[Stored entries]
■ ■ ■ ■ ■ ■ ■

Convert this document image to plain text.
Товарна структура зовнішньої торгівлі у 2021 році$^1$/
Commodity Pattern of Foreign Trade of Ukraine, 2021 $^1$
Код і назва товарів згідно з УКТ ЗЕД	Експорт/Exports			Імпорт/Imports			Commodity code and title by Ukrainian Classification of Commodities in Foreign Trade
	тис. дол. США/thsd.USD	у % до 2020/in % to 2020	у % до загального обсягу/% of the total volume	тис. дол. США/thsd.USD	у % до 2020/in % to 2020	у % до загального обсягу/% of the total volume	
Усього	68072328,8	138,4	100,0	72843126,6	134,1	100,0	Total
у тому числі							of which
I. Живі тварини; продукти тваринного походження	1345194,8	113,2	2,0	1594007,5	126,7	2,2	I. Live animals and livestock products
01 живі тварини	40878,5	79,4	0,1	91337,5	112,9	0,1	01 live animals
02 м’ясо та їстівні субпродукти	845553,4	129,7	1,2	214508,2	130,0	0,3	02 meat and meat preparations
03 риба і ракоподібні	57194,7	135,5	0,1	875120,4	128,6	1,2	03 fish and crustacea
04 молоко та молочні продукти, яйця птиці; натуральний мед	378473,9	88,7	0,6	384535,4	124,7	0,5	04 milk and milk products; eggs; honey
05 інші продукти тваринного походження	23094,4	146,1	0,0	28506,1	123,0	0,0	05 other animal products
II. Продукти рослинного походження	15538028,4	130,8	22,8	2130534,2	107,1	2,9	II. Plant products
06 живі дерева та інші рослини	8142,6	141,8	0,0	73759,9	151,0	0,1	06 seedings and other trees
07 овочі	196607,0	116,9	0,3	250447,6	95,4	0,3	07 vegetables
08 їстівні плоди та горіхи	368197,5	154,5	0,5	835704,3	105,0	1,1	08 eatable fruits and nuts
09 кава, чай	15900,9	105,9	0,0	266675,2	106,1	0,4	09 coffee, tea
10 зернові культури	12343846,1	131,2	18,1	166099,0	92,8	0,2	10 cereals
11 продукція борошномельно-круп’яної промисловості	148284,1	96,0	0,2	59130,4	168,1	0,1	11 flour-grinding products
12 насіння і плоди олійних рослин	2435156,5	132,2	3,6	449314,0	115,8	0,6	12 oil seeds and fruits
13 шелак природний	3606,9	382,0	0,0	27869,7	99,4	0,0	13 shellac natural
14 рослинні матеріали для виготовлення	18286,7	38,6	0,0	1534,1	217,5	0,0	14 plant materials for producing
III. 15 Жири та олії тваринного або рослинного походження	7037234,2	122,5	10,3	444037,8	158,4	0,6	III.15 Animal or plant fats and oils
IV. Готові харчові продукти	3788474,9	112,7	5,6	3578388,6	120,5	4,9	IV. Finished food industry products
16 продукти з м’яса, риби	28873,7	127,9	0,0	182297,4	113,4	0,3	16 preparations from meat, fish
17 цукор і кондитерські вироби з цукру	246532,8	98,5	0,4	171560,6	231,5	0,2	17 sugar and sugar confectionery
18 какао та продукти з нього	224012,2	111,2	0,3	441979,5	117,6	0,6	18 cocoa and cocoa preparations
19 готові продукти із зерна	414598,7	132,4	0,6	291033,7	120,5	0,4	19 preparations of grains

■ ■ ■ ■ ■ ■ ■

◆ Your instructions ◆
State the count of lines above containing the string "animals", and add nothing to it.

◆ Answer to this task ◆
2